TASK STATEMENT - Transcribe every entry word for word. Skip the pictures.

[BEGIN SUPPLIED RECORDS]

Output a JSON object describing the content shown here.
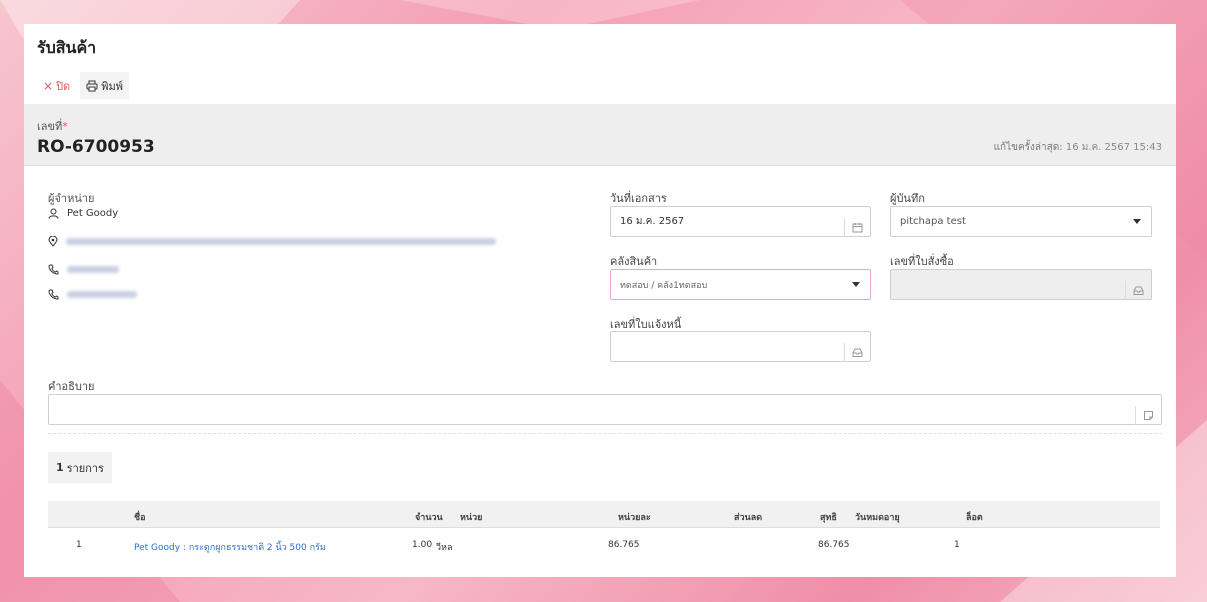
{
  "page": {
    "title": "รับสินค้า"
  },
  "toolbar": {
    "close_label": "ปิด",
    "print_label": "พิมพ์"
  },
  "header": {
    "doc_no_label": "เลขที่",
    "required_mark": "*",
    "doc_no": "RO-6700953",
    "last_edit_label": "แก้ไขครั้งล่าสุด:",
    "last_edit_value": "16 ม.ค. 2567 15:43"
  },
  "vendor": {
    "label": "ผู้จำหน่าย",
    "name": "Pet Goody"
  },
  "form": {
    "doc_date_label": "วันที่เอกสาร",
    "doc_date_value": "16 ม.ค. 2567",
    "recorder_label": "ผู้บันทึก",
    "recorder_value": "pitchapa test",
    "warehouse_label": "คลังสินค้า",
    "warehouse_value": "ทดสอบ / คลัง1ทดสอบ",
    "po_no_label": "เลขที่ใบสั่งซื้อ",
    "po_no_value": "",
    "invoice_no_label": "เลขที่ใบแจ้งหนี้",
    "invoice_no_value": "",
    "description_label": "คำอธิบาย",
    "description_value": ""
  },
  "items": {
    "count": "1",
    "count_unit": "รายการ",
    "columns": {
      "name": "ชื่อ",
      "qty": "จำนวน",
      "unit": "หน่วย",
      "unit_price": "หน่วยละ",
      "discount": "ส่วนลด",
      "net": "สุทธิ",
      "expiry": "วันหมดอายุ",
      "lot": "ล็อต"
    },
    "rows": [
      {
        "no": "1",
        "name": "Pet Goody : กระดูกผูกธรรมชาติ 2 นิ้ว 500 กรัม",
        "qty": "1.00",
        "unit": "วีหล",
        "unit_price": "86.765",
        "discount": "",
        "net": "86.765",
        "expiry": "",
        "lot": "1"
      }
    ]
  },
  "icons": {
    "close": "close-icon",
    "print": "printer-icon",
    "user": "user-icon",
    "location": "location-pin-icon",
    "phone": "phone-icon",
    "calendar": "calendar-icon",
    "inbox": "inbox-icon",
    "note": "note-icon"
  },
  "colors": {
    "accent_red": "#e05a5a",
    "link_blue": "#2f6fc7",
    "highlight_border": "#e8a6d6"
  }
}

[END SUPPLIED RECORDS]

THE COMPLETED TASK -
Output a JSON object describing the content shown here.
{
  "page": {
    "title": "รับสินค้า"
  },
  "toolbar": {
    "close_label": "ปิด",
    "print_label": "พิมพ์"
  },
  "header": {
    "doc_no_label": "เลขที่",
    "required_mark": "*",
    "doc_no": "RO-6700953",
    "last_edit_label": "แก้ไขครั้งล่าสุด:",
    "last_edit_value": "16 ม.ค. 2567 15:43"
  },
  "vendor": {
    "label": "ผู้จำหน่าย",
    "name": "Pet Goody"
  },
  "form": {
    "doc_date_label": "วันที่เอกสาร",
    "doc_date_value": "16 ม.ค. 2567",
    "recorder_label": "ผู้บันทึก",
    "recorder_value": "pitchapa test",
    "warehouse_label": "คลังสินค้า",
    "warehouse_value": "ทดสอบ / คลัง1ทดสอบ",
    "po_no_label": "เลขที่ใบสั่งซื้อ",
    "po_no_value": "",
    "invoice_no_label": "เลขที่ใบแจ้งหนี้",
    "invoice_no_value": "",
    "description_label": "คำอธิบาย",
    "description_value": ""
  },
  "items": {
    "count": "1",
    "count_unit": "รายการ",
    "columns": {
      "name": "ชื่อ",
      "qty": "จำนวน",
      "unit": "หน่วย",
      "unit_price": "หน่วยละ",
      "discount": "ส่วนลด",
      "net": "สุทธิ",
      "expiry": "วันหมดอายุ",
      "lot": "ล็อต"
    },
    "rows": [
      {
        "no": "1",
        "name": "Pet Goody : กระดูกผูกธรรมชาติ 2 นิ้ว 500 กรัม",
        "qty": "1.00",
        "unit": "วีหล",
        "unit_price": "86.765",
        "discount": "",
        "net": "86.765",
        "expiry": "",
        "lot": "1"
      }
    ]
  },
  "icons": {
    "close": "close-icon",
    "print": "printer-icon",
    "user": "user-icon",
    "location": "location-pin-icon",
    "phone": "phone-icon",
    "calendar": "calendar-icon",
    "inbox": "inbox-icon",
    "note": "note-icon"
  },
  "colors": {
    "accent_red": "#e05a5a",
    "link_blue": "#2f6fc7",
    "highlight_border": "#e8a6d6"
  }
}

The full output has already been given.